> **STATED GOAL**
Report the count of lines that carry the string "perusopetus", and add nothing.

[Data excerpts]
● ● ● ●

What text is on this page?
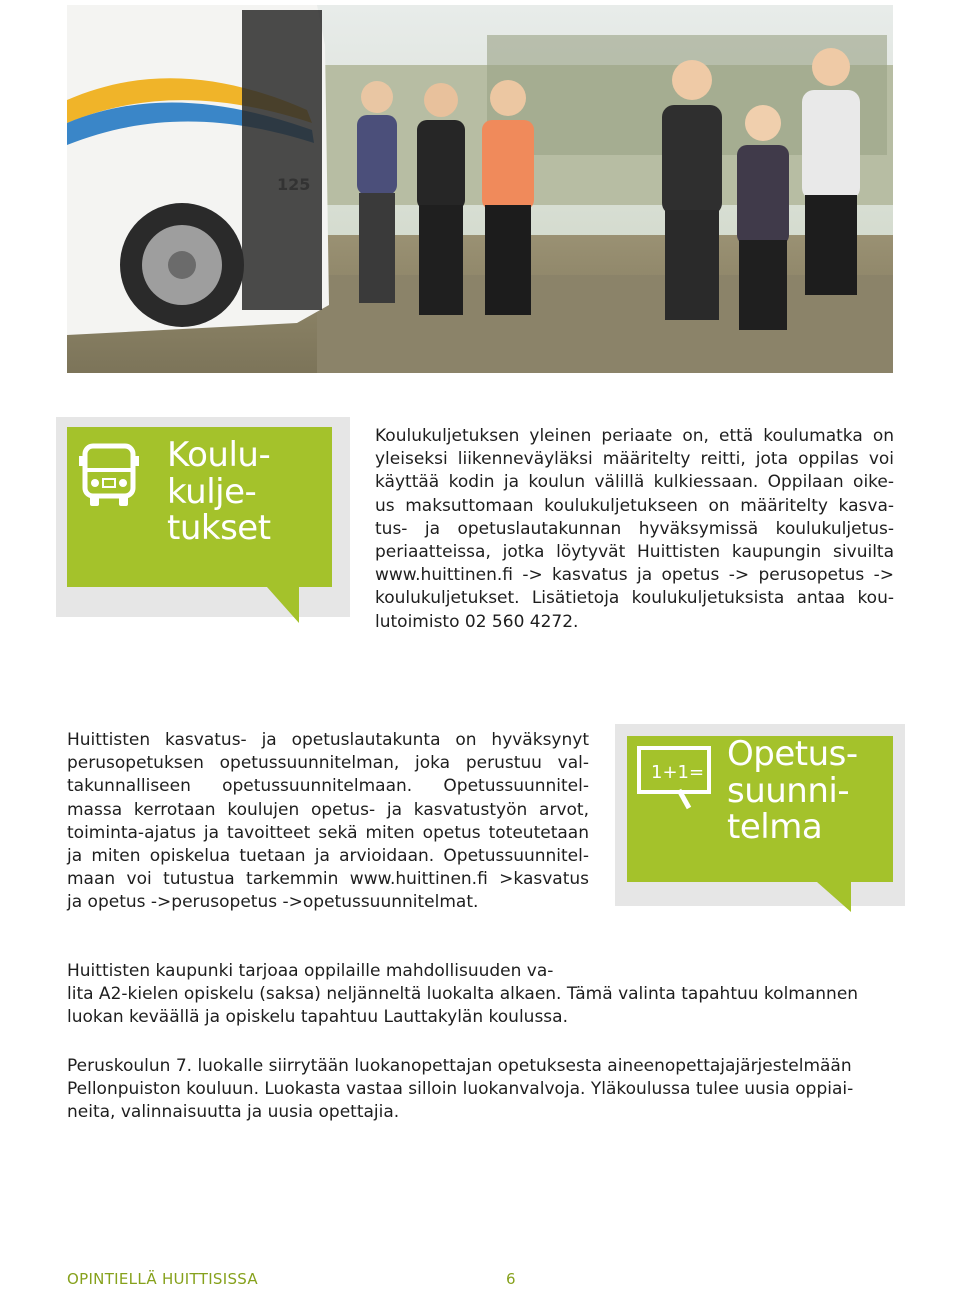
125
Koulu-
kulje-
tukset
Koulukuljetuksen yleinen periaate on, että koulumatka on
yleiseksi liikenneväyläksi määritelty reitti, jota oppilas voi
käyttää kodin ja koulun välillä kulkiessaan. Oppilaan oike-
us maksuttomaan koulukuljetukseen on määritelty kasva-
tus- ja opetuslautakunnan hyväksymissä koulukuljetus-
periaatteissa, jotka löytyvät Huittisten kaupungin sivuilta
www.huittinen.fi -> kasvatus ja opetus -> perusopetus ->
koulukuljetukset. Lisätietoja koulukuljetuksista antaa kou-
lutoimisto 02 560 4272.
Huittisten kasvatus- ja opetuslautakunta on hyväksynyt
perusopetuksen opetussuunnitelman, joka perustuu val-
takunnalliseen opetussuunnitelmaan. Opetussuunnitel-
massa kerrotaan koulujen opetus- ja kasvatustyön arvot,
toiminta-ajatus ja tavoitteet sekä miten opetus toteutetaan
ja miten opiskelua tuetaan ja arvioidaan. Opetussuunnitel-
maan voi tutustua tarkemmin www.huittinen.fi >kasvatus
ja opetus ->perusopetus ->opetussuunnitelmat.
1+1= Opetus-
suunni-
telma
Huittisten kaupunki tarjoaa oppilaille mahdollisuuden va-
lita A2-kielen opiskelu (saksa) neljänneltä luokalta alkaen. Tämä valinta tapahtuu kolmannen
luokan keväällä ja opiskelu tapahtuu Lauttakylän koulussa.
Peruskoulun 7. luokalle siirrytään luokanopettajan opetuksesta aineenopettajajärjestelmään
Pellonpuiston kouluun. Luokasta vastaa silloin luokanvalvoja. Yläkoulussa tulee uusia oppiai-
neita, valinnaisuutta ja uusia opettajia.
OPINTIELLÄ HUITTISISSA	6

● ● ● ●

> **REPLY TO THE TASK**
2